***** Materials provided *****

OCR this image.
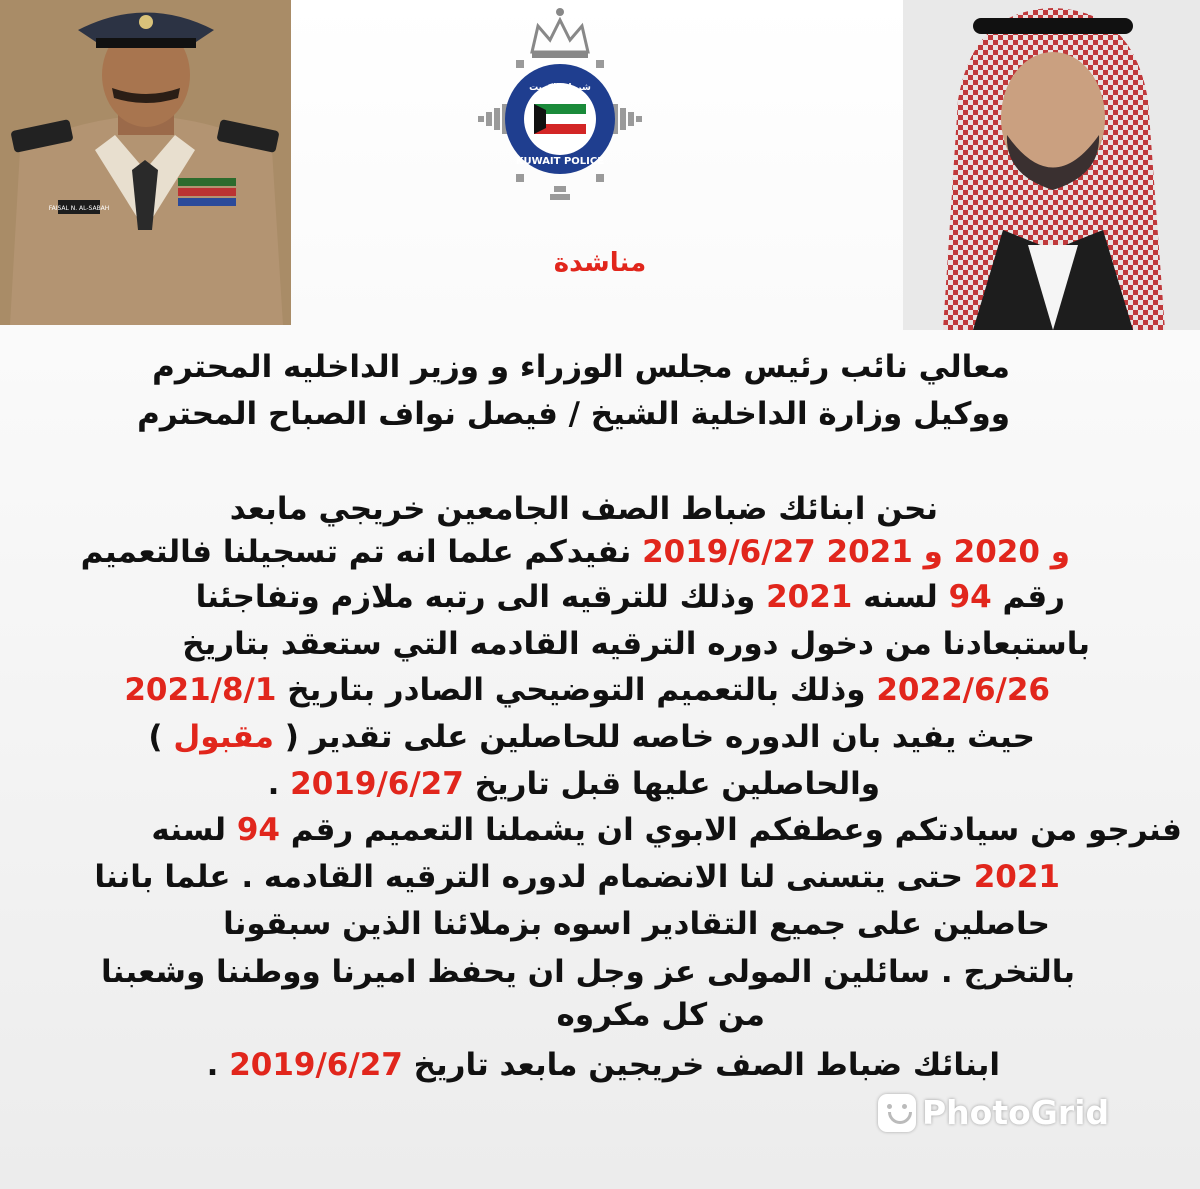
FAISAL N. AL-SABAH
شرطة الكويت
KUWAIT POLICE
مناشدة
معالي نائب رئيس مجلس الوزراء و وزير الداخليه المحترم
ووكيل وزارة الداخلية الشيخ / فيصل نواف الصباح المحترم
نحن ابنائك ضباط الصف الجامعين خريجي مابعد
2019/6/27 و 2020 و 2021 نفيدكم علما انه تم تسجيلنا فالتعميم
رقم 94 لسنه 2021 وذلك للترقيه الى رتبه ملازم وتفاجئنا
باستبعادنا من دخول دوره الترقيه القادمه التي ستعقد بتاريخ
2022/6/26 وذلك بالتعميم التوضيحي الصادر بتاريخ 2021/8/1
حيث يفيد بان الدوره خاصه للحاصلين على تقدير ( مقبول )
والحاصلين عليها قبل تاريخ 2019/6/27 .
فنرجو من سيادتكم وعطفكم الابوي ان يشملنا التعميم رقم 94 لسنه
2021 حتى يتسنى لنا الانضمام لدوره الترقيه القادمه . علما باننا
حاصلين على جميع التقادير اسوه بزملائنا الذين سبقونا
بالتخرج . سائلين المولى عز وجل ان يحفظ اميرنا ووطننا وشعبنا
من كل مكروه
ابنائك ضباط الصف خريجين مابعد تاريخ 2019/6/27 .
PhotoGrid
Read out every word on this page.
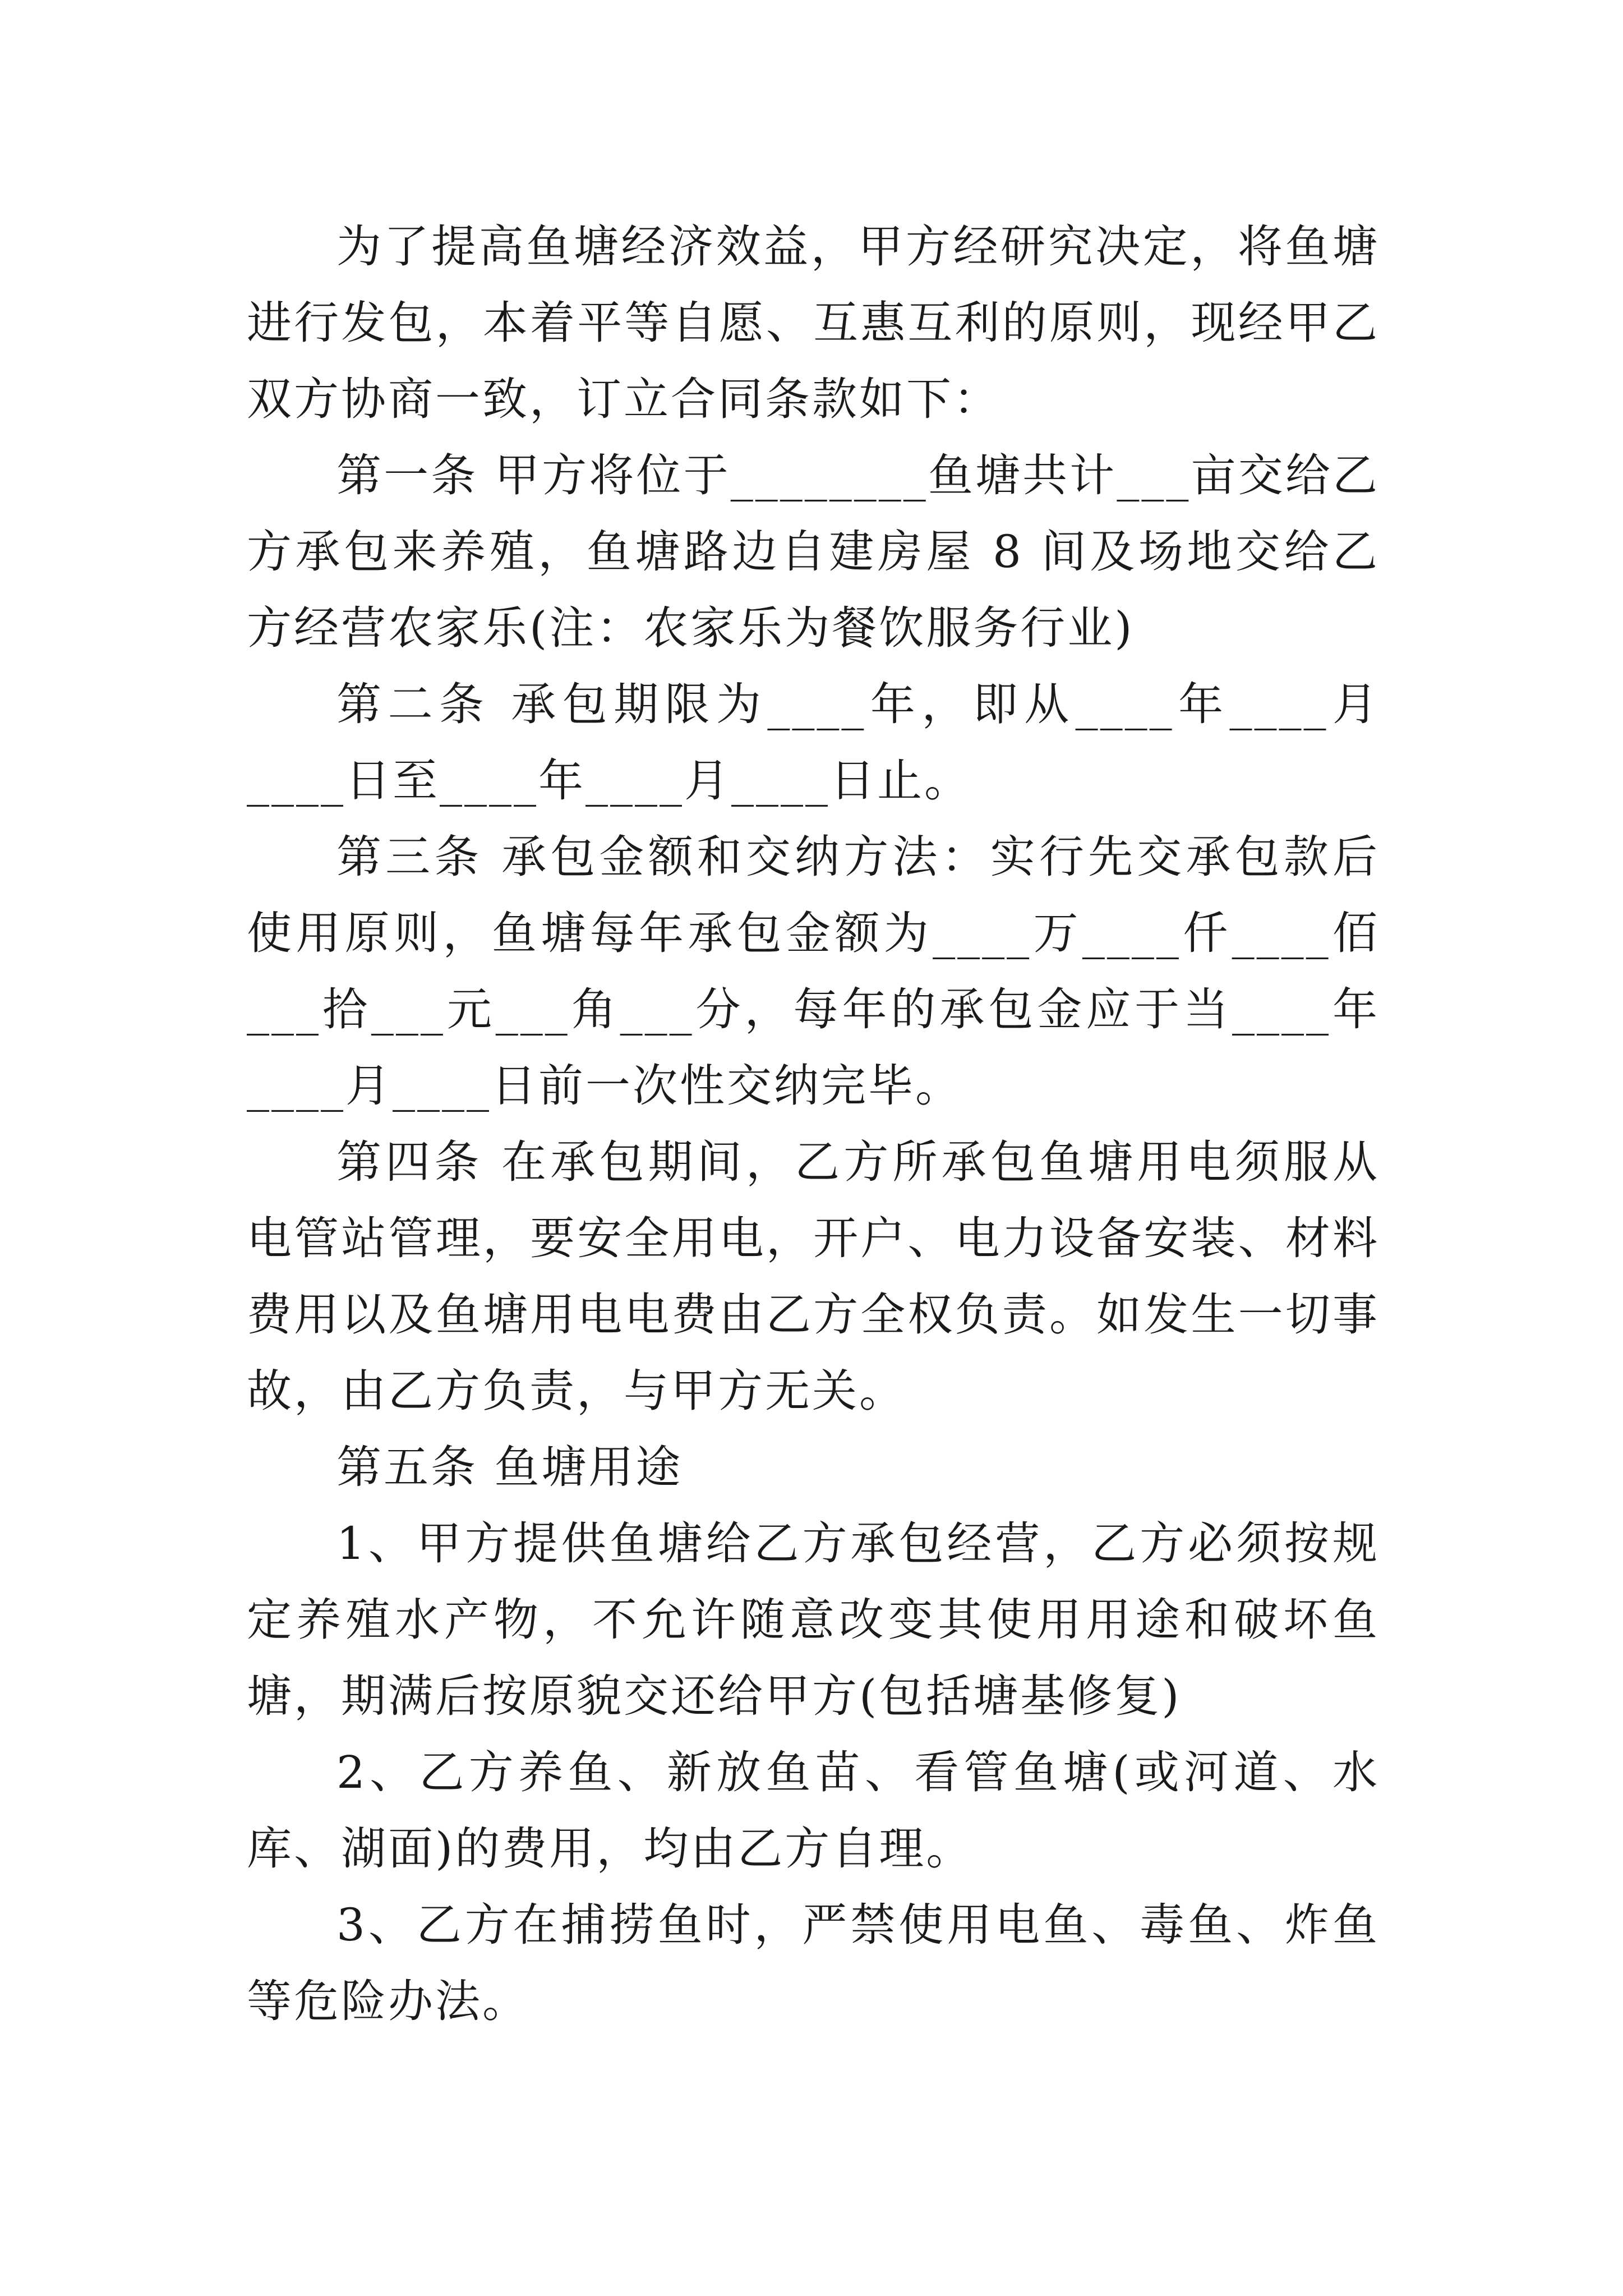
为了提高鱼塘经济效益，甲方经研究决定，将鱼塘进行发包，本着平等自愿、互惠互利的原则，现经甲乙双方协商一致，订立合同条款如下：

第一条 甲方将位于________鱼塘共计___亩交给乙方承包来养殖，鱼塘路边自建房屋 8 间及场地交给乙方经营农家乐(注：农家乐为餐饮服务行业)

第二条 承包期限为____年，即从____年____月____日至____年____月____日止。

第三条 承包金额和交纳方法：实行先交承包款后使用原则，鱼塘每年承包金额为____万____仟____佰___拾___元___角___分，每年的承包金应于当____年____月____日前一次性交纳完毕。

第四条 在承包期间，乙方所承包鱼塘用电须服从电管站管理，要安全用电，开户、电力设备安装、材料费用以及鱼塘用电电费由乙方全权负责。如发生一切事故，由乙方负责，与甲方无关。

第五条 鱼塘用途

1、甲方提供鱼塘给乙方承包经营，乙方必须按规定养殖水产物，不允许随意改变其使用用途和破坏鱼塘，期满后按原貌交还给甲方(包括塘基修复)

2、乙方养鱼、新放鱼苗、看管鱼塘(或河道、水库、湖面)的费用，均由乙方自理。

3、乙方在捕捞鱼时，严禁使用电鱼、毒鱼、炸鱼等危险办法。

*****

Objective: Return each line of the data, keeping its wording exact and omitting pictures.

Solution to this problem:
OCR this image.
FAISAL N. AL-SABAH
شرطة الكويت
KUWAIT POLICE
مناشدة
معالي نائب رئيس مجلس الوزراء و وزير الداخليه المحترم
ووكيل وزارة الداخلية الشيخ / فيصل نواف الصباح المحترم
نحن ابنائك ضباط الصف الجامعين خريجي مابعد
2019/6/27 و 2020 و 2021 نفيدكم علما انه تم تسجيلنا فالتعميم
رقم 94 لسنه 2021 وذلك للترقيه الى رتبه ملازم وتفاجئنا
باستبعادنا من دخول دوره الترقيه القادمه التي ستعقد بتاريخ
2022/6/26 وذلك بالتعميم التوضيحي الصادر بتاريخ 2021/8/1
حيث يفيد بان الدوره خاصه للحاصلين على تقدير ( مقبول )
والحاصلين عليها قبل تاريخ 2019/6/27 .
فنرجو من سيادتكم وعطفكم الابوي ان يشملنا التعميم رقم 94 لسنه
2021 حتى يتسنى لنا الانضمام لدوره الترقيه القادمه . علما باننا
حاصلين على جميع التقادير اسوه بزملائنا الذين سبقونا
بالتخرج . سائلين المولى عز وجل ان يحفظ اميرنا ووطننا وشعبنا
من كل مكروه
ابنائك ضباط الصف خريجين مابعد تاريخ 2019/6/27 .
PhotoGrid
Read out every word on this page.
为了提高鱼塘经济效益，甲方经研究决定，将鱼塘进行发包，本着平等自愿、互惠互利的原则，现经甲乙双方协商一致，订立合同条款如下：

第一条 甲方将位于________鱼塘共计___亩交给乙方承包来养殖，鱼塘路边自建房屋 8 间及场地交给乙方经营农家乐(注：农家乐为餐饮服务行业)

第二条 承包期限为____年，即从____年____月____日至____年____月____日止。

第三条 承包金额和交纳方法：实行先交承包款后使用原则，鱼塘每年承包金额为____万____仟____佰___拾___元___角___分，每年的承包金应于当____年____月____日前一次性交纳完毕。

第四条 在承包期间，乙方所承包鱼塘用电须服从电管站管理，要安全用电，开户、电力设备安装、材料费用以及鱼塘用电电费由乙方全权负责。如发生一切事故，由乙方负责，与甲方无关。

第五条 鱼塘用途

1、甲方提供鱼塘给乙方承包经营，乙方必须按规定养殖水产物，不允许随意改变其使用用途和破坏鱼塘，期满后按原貌交还给甲方(包括塘基修复)

2、乙方养鱼、新放鱼苗、看管鱼塘(或河道、水库、湖面)的费用，均由乙方自理。

3、乙方在捕捞鱼时，严禁使用电鱼、毒鱼、炸鱼等危险办法。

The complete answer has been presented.